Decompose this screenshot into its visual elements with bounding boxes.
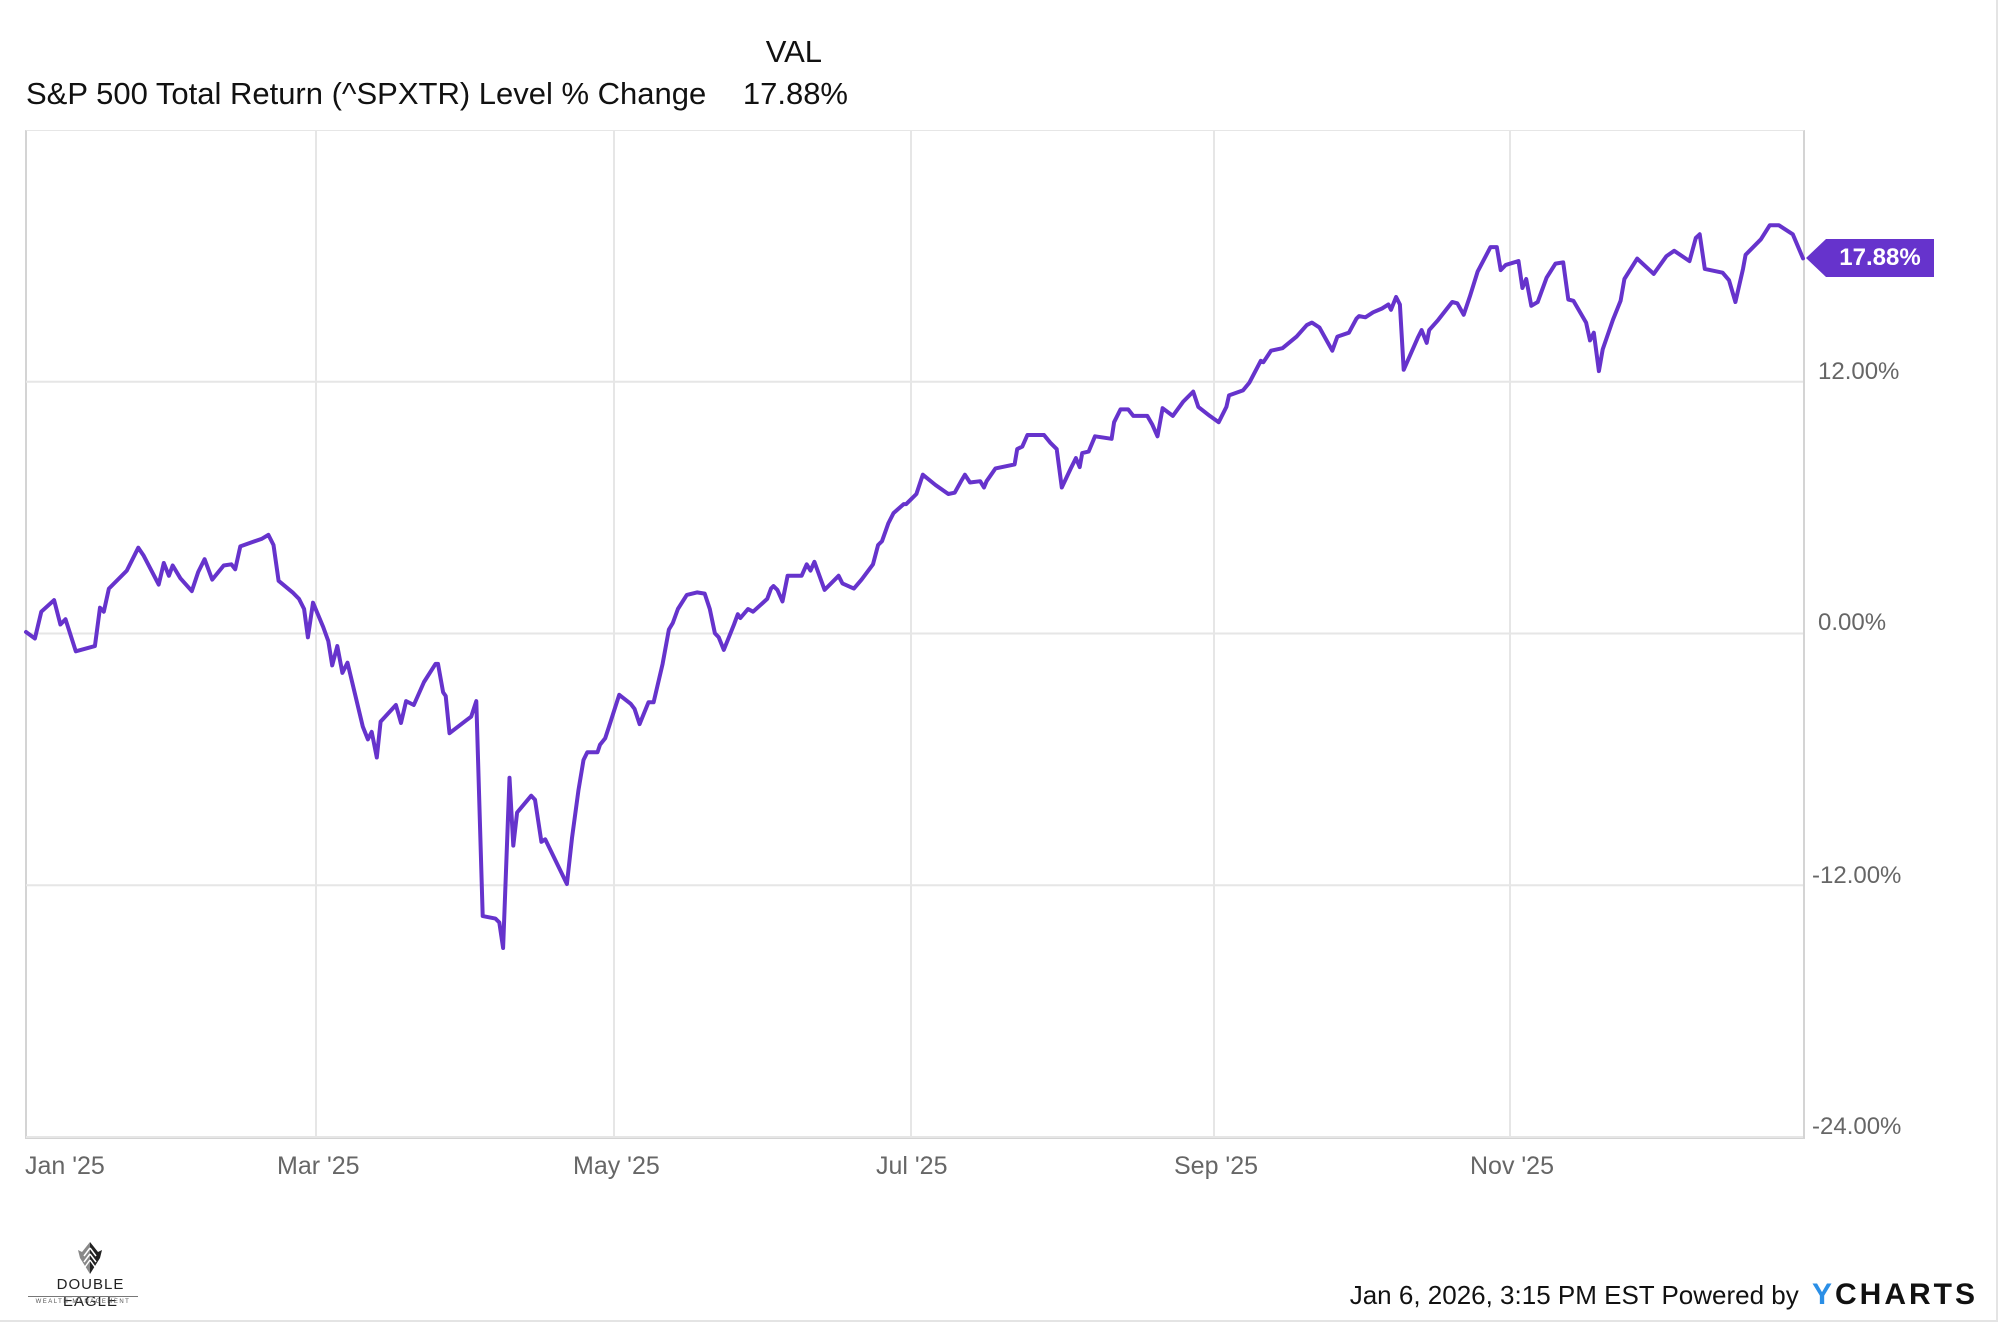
ycharts-wordmark: CHARTS xyxy=(1835,1278,1978,1311)
double-eagle-logo: DOUBLE EAGLE WEALTH MANAGEMENT xyxy=(28,1240,153,1312)
y-tick-label: -24.00% xyxy=(1812,1113,1902,1140)
legend-series-value: 17.88% xyxy=(742,76,848,111)
legend-column-header: VAL xyxy=(765,34,822,69)
last-value-text: 17.88% xyxy=(1826,239,1934,278)
eagle-icon xyxy=(78,1242,102,1274)
footer: Jan 6, 2026, 3:15 PM EST Powered by YCHA… xyxy=(1350,1278,1978,1312)
x-tick-label: Mar '25 xyxy=(277,1152,360,1180)
x-tick-label: Nov '25 xyxy=(1470,1152,1554,1180)
logo-name: DOUBLE EAGLE xyxy=(56,1276,125,1310)
x-tick-label: Jul '25 xyxy=(876,1152,948,1180)
x-tick-label: Jan '25 xyxy=(25,1152,105,1180)
legend-row: S&P 500 Total Return (^SPXTR) Level % Ch… xyxy=(26,76,848,112)
logo-tagline: WEALTH MANAGEMENT xyxy=(28,1296,138,1305)
footer-timestamp: Jan 6, 2026, 3:15 PM EST xyxy=(1349,1280,1655,1310)
last-value-pointer xyxy=(1806,239,1826,278)
footer-powered-by: Powered by xyxy=(1661,1280,1799,1310)
ycharts-logo[interactable]: YCHARTS xyxy=(1812,1278,1978,1311)
y-tick-label: 12.00% xyxy=(1818,358,1900,385)
series-line-spxtr xyxy=(24,223,1805,950)
x-tick-label: May '25 xyxy=(573,1152,660,1180)
gridlines xyxy=(26,130,1803,1138)
y-tick-label: -12.00% xyxy=(1812,862,1902,889)
x-tick-label: Sep '25 xyxy=(1174,1152,1259,1180)
ycharts-y-mark: Y xyxy=(1811,1278,1835,1311)
y-tick-label: 0.00% xyxy=(1818,609,1887,636)
legend-series-name: S&P 500 Total Return (^SPXTR) Level % Ch… xyxy=(26,76,707,111)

◆ Exercise requirements ◆
Write out the material again with every "x-tick-label" changed to "date-label" and nothing else changed. Leave the picture out.

◆ Solution to this task ◆
Decompose this screenshot into its visual elements with bounding boxes.
ycharts-wordmark: CHARTS xyxy=(1835,1278,1978,1311)
double-eagle-logo: DOUBLE EAGLE WEALTH MANAGEMENT xyxy=(28,1240,153,1312)
y-tick-label: -24.00% xyxy=(1812,1113,1902,1140)
legend-series-value: 17.88% xyxy=(742,76,848,111)
legend-column-header: VAL xyxy=(765,34,822,69)
last-value-text: 17.88% xyxy=(1826,239,1934,278)
eagle-icon xyxy=(78,1242,102,1274)
footer: Jan 6, 2026, 3:15 PM EST Powered by YCHA… xyxy=(1350,1278,1978,1312)
date-label: Mar '25 xyxy=(277,1152,360,1180)
date-label: Nov '25 xyxy=(1470,1152,1554,1180)
logo-name: DOUBLE EAGLE xyxy=(56,1276,125,1310)
date-label: Jul '25 xyxy=(876,1152,948,1180)
date-label: Jan '25 xyxy=(25,1152,105,1180)
legend-row: S&P 500 Total Return (^SPXTR) Level % Ch… xyxy=(26,76,848,112)
logo-tagline: WEALTH MANAGEMENT xyxy=(28,1296,138,1305)
footer-timestamp: Jan 6, 2026, 3:15 PM EST xyxy=(1349,1280,1655,1310)
last-value-pointer xyxy=(1806,239,1826,278)
footer-powered-by: Powered by xyxy=(1661,1280,1799,1310)
ycharts-logo[interactable]: YCHARTS xyxy=(1812,1278,1978,1311)
y-tick-label: 12.00% xyxy=(1818,358,1900,385)
series-line-spxtr xyxy=(24,223,1805,950)
date-label: May '25 xyxy=(573,1152,660,1180)
gridlines xyxy=(26,130,1803,1138)
y-tick-label: -12.00% xyxy=(1812,862,1902,889)
date-label: Sep '25 xyxy=(1174,1152,1259,1180)
ycharts-y-mark: Y xyxy=(1811,1278,1835,1311)
y-tick-label: 0.00% xyxy=(1818,609,1887,636)
legend-series-name: S&P 500 Total Return (^SPXTR) Level % Ch… xyxy=(26,76,707,111)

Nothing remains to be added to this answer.